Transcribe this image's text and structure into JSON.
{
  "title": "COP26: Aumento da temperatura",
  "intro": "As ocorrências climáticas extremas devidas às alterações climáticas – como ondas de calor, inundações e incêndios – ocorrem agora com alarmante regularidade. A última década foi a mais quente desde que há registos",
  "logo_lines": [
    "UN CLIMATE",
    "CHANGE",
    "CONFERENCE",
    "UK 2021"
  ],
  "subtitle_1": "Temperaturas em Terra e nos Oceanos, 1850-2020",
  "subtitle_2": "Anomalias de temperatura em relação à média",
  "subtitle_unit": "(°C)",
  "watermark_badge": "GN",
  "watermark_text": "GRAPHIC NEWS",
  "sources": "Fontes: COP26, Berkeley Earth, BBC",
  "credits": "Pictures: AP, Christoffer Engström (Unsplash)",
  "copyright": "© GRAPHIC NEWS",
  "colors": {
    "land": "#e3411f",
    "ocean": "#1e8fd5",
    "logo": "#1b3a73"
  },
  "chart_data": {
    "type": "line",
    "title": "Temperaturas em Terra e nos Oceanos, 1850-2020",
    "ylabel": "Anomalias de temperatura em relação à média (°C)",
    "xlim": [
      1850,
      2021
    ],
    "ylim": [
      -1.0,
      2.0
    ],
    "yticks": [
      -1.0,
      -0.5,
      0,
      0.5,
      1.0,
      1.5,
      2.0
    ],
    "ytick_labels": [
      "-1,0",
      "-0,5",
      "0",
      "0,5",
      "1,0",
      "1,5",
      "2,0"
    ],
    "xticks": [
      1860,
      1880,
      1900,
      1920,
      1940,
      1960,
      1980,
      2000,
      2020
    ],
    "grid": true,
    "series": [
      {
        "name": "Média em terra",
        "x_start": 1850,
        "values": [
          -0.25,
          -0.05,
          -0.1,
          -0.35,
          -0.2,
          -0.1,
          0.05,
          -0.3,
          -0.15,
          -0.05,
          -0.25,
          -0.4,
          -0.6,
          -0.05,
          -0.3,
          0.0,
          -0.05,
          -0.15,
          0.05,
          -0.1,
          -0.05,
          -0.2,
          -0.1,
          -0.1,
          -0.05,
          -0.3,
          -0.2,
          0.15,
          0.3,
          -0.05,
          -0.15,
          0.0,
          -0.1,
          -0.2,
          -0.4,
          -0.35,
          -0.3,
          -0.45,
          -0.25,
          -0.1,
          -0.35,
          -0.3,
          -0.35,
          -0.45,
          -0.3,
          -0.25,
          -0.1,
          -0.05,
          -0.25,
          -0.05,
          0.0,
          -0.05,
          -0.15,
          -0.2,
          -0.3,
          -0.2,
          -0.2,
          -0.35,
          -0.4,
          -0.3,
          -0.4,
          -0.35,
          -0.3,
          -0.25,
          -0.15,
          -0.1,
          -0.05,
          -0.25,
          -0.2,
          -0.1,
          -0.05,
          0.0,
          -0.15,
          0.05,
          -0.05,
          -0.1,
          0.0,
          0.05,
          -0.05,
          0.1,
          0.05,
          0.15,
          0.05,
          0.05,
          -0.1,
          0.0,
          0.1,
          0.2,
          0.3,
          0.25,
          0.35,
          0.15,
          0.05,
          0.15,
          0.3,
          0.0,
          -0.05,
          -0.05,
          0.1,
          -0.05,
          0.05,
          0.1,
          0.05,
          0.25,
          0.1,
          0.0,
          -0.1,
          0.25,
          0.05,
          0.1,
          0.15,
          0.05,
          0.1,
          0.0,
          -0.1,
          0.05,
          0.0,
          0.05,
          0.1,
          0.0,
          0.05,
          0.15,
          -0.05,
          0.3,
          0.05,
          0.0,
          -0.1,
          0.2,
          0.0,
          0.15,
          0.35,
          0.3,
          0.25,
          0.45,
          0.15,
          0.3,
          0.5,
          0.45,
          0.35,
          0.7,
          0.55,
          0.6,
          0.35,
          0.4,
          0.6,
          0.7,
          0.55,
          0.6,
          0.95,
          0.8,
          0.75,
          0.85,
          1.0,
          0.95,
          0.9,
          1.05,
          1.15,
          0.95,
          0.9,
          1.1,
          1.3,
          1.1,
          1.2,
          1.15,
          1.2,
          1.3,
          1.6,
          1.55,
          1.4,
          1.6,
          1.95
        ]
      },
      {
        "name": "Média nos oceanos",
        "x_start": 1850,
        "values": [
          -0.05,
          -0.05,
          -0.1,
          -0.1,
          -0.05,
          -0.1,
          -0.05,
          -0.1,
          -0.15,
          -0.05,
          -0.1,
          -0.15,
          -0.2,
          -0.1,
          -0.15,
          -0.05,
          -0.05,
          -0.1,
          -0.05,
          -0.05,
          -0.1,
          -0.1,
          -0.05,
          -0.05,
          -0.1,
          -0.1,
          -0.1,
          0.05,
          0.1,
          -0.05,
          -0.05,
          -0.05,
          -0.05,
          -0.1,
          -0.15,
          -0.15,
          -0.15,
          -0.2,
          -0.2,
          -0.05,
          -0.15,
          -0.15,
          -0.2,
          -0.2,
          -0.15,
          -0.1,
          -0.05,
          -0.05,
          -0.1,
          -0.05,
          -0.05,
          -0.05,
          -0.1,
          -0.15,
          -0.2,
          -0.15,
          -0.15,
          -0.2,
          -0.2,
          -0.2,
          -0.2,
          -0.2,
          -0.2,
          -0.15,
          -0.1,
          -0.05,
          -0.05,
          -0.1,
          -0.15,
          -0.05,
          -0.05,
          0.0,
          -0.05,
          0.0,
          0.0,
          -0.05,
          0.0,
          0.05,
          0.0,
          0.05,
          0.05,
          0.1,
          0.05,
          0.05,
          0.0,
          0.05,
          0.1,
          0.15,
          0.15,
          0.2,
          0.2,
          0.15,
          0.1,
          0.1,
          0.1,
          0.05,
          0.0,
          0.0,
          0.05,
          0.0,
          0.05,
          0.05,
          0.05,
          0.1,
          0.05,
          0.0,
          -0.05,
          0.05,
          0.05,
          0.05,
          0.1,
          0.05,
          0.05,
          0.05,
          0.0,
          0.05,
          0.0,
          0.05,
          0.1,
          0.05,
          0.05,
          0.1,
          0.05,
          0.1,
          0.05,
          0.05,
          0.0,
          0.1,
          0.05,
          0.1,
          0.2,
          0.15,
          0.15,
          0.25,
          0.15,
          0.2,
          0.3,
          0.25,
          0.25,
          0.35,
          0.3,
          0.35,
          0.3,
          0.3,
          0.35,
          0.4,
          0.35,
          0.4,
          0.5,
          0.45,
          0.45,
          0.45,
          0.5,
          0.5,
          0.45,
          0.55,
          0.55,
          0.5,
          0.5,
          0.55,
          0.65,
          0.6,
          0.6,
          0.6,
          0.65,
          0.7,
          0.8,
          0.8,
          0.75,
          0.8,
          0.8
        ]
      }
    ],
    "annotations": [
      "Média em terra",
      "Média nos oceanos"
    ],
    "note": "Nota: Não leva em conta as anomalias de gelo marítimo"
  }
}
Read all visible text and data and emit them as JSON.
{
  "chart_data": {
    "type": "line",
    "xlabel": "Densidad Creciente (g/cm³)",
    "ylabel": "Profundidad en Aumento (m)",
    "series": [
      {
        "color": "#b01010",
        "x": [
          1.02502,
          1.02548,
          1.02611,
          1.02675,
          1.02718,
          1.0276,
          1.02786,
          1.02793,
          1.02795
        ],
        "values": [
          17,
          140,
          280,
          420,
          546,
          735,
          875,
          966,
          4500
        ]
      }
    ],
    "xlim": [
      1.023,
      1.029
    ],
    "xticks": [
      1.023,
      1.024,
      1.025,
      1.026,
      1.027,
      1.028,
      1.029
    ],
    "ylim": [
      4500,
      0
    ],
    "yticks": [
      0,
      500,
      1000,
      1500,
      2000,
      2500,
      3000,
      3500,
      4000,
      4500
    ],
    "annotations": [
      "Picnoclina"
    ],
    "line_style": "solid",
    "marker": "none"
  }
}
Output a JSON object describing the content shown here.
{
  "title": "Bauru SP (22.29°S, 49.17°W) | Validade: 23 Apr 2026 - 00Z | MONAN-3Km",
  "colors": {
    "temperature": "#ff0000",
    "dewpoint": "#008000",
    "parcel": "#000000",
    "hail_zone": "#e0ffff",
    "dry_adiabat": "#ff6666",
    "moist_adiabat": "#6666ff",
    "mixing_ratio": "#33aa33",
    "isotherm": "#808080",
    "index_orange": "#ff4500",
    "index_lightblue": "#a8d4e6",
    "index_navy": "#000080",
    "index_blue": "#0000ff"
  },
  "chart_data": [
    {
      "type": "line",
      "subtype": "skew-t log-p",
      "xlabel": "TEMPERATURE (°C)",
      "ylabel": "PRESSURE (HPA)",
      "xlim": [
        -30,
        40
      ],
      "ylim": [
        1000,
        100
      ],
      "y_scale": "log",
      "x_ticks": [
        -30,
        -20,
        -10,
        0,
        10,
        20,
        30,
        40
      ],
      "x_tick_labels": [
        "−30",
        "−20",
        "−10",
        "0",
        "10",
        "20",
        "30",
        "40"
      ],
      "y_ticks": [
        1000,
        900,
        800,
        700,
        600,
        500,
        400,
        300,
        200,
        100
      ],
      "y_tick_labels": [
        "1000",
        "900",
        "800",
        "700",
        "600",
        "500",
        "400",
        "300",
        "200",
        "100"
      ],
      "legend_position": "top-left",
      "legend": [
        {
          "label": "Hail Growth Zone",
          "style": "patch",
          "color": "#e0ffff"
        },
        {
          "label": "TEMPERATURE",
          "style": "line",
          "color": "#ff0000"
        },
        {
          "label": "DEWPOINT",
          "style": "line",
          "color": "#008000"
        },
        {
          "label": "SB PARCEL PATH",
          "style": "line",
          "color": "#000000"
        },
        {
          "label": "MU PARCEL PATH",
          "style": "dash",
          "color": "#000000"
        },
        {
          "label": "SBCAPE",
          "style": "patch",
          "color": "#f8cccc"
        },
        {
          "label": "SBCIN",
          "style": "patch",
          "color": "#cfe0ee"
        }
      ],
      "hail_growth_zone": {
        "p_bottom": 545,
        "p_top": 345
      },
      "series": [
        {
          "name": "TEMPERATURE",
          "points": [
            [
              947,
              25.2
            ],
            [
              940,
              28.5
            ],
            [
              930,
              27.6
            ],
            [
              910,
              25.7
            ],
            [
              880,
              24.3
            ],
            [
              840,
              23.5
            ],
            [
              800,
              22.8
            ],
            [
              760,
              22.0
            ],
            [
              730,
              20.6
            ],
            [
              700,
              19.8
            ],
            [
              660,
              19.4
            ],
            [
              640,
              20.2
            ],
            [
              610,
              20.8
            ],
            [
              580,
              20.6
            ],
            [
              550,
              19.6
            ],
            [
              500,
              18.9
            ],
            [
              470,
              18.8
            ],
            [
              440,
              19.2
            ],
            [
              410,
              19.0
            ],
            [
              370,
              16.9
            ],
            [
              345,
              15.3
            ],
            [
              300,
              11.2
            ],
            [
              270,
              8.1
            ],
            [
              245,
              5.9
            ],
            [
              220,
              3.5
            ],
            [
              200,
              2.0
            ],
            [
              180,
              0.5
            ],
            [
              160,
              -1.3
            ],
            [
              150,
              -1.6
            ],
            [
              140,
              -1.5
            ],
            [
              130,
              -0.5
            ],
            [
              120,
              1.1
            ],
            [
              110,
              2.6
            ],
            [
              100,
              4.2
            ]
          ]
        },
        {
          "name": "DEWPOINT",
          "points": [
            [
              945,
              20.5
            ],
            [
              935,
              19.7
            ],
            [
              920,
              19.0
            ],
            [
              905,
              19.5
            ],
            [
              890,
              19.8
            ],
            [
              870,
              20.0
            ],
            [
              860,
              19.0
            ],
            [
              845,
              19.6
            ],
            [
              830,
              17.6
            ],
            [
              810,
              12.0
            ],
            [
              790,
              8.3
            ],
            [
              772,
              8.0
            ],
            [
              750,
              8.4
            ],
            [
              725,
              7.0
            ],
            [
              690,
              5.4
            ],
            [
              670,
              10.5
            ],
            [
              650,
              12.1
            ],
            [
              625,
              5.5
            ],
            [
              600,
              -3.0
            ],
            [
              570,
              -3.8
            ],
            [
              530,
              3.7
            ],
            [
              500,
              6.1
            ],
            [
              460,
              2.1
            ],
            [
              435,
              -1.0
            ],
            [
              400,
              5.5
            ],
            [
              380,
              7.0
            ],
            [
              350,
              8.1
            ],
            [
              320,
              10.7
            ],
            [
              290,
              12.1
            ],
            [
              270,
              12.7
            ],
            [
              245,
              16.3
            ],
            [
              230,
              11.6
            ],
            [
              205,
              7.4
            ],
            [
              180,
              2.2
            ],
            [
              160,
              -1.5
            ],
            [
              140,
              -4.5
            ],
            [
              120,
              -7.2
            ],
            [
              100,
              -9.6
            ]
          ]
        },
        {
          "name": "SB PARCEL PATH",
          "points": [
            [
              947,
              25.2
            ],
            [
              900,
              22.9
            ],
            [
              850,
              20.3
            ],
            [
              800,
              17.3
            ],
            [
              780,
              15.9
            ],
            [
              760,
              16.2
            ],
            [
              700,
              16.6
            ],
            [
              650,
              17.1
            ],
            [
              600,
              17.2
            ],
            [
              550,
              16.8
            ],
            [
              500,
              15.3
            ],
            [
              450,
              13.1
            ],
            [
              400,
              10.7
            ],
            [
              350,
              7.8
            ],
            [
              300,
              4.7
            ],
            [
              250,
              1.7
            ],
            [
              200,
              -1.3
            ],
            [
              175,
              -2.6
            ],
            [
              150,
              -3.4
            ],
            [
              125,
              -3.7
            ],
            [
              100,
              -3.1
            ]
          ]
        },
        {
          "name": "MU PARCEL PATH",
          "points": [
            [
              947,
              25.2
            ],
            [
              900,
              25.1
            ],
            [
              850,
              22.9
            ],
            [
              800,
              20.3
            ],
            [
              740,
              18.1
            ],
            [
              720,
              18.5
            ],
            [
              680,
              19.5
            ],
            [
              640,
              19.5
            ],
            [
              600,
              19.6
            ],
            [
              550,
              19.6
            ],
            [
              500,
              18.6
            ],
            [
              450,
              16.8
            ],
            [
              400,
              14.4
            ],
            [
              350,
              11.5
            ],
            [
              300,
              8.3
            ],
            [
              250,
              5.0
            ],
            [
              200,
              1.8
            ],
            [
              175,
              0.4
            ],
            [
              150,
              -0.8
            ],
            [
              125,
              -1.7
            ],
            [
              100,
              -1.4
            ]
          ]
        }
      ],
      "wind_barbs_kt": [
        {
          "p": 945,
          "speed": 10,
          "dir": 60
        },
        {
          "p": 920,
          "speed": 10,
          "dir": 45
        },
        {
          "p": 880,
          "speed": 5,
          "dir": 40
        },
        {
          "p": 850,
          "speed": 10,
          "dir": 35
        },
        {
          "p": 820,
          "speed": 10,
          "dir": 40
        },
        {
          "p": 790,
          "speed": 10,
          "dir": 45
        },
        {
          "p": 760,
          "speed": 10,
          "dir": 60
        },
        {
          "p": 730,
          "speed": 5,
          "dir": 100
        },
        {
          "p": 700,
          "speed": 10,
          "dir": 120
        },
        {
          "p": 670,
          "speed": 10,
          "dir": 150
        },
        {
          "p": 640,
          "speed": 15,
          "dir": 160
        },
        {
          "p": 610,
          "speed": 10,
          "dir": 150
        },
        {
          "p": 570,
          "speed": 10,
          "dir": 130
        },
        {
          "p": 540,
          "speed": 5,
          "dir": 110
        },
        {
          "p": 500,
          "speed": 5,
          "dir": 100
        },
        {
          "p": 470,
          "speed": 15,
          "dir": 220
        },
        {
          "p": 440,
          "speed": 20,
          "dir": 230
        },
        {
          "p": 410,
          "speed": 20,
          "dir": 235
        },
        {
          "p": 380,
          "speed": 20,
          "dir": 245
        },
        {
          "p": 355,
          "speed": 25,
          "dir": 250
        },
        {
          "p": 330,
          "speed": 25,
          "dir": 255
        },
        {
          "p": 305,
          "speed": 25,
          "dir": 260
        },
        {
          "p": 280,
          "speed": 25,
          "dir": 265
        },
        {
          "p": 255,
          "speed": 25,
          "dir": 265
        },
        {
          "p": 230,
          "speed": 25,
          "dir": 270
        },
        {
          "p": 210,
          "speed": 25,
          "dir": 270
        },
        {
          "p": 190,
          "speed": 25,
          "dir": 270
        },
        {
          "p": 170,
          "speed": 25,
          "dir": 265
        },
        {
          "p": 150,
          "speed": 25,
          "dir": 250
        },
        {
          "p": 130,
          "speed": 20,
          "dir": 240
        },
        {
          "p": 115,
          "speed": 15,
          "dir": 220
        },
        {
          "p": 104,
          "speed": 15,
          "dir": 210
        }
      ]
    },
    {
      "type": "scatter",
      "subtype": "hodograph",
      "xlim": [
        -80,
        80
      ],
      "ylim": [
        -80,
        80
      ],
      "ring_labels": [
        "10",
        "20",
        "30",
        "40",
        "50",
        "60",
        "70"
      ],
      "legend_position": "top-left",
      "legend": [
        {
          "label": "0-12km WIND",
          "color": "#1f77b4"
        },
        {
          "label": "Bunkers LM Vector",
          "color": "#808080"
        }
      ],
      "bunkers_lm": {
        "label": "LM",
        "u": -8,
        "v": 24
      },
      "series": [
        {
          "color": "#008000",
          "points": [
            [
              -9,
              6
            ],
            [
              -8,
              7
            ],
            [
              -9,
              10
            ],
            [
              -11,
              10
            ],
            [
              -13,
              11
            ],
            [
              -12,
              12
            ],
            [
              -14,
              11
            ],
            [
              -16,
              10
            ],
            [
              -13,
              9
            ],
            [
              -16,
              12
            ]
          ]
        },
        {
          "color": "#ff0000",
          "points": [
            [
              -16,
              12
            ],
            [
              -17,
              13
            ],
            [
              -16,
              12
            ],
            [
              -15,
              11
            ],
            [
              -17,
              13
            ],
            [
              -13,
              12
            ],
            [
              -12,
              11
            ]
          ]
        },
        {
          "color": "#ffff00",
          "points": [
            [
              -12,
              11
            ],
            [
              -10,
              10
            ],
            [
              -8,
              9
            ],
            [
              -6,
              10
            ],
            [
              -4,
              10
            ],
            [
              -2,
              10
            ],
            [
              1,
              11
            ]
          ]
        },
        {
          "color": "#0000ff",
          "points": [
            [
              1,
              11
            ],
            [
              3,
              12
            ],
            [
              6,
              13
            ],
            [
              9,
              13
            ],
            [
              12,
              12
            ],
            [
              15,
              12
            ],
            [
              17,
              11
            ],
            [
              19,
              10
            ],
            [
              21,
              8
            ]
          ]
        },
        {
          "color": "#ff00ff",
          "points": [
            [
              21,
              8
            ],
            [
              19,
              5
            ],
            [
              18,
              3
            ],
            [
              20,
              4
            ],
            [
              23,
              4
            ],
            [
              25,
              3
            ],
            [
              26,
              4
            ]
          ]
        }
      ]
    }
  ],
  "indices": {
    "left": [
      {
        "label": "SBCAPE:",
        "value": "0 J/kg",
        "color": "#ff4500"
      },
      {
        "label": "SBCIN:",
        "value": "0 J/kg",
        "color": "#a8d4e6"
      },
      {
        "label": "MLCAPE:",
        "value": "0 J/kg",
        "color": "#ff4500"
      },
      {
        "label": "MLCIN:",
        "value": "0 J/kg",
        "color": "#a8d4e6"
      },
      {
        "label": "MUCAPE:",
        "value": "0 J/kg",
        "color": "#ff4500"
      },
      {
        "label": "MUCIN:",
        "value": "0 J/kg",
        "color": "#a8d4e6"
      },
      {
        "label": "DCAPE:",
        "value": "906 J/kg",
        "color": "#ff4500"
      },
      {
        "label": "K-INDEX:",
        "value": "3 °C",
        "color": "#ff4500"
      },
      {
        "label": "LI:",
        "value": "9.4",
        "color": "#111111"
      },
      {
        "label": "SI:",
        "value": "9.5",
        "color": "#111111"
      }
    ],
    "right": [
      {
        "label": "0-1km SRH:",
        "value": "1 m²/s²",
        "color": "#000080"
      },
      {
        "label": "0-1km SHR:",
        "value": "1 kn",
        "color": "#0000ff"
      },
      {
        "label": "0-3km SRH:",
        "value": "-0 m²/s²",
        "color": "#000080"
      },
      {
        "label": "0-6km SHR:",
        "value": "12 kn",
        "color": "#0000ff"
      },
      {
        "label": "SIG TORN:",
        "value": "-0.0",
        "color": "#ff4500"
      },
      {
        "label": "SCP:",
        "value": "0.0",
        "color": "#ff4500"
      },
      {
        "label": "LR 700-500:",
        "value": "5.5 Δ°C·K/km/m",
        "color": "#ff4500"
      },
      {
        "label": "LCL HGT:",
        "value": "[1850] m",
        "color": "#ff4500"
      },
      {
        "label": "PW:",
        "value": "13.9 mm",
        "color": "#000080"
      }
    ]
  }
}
##########
- Problem: Write out each line of the data that holds the string "GRAPHIC".

- Problem solution:
  "watermark_text": "GRAPHIC NEWS",
  "copyright": "© GRAPHIC NEWS",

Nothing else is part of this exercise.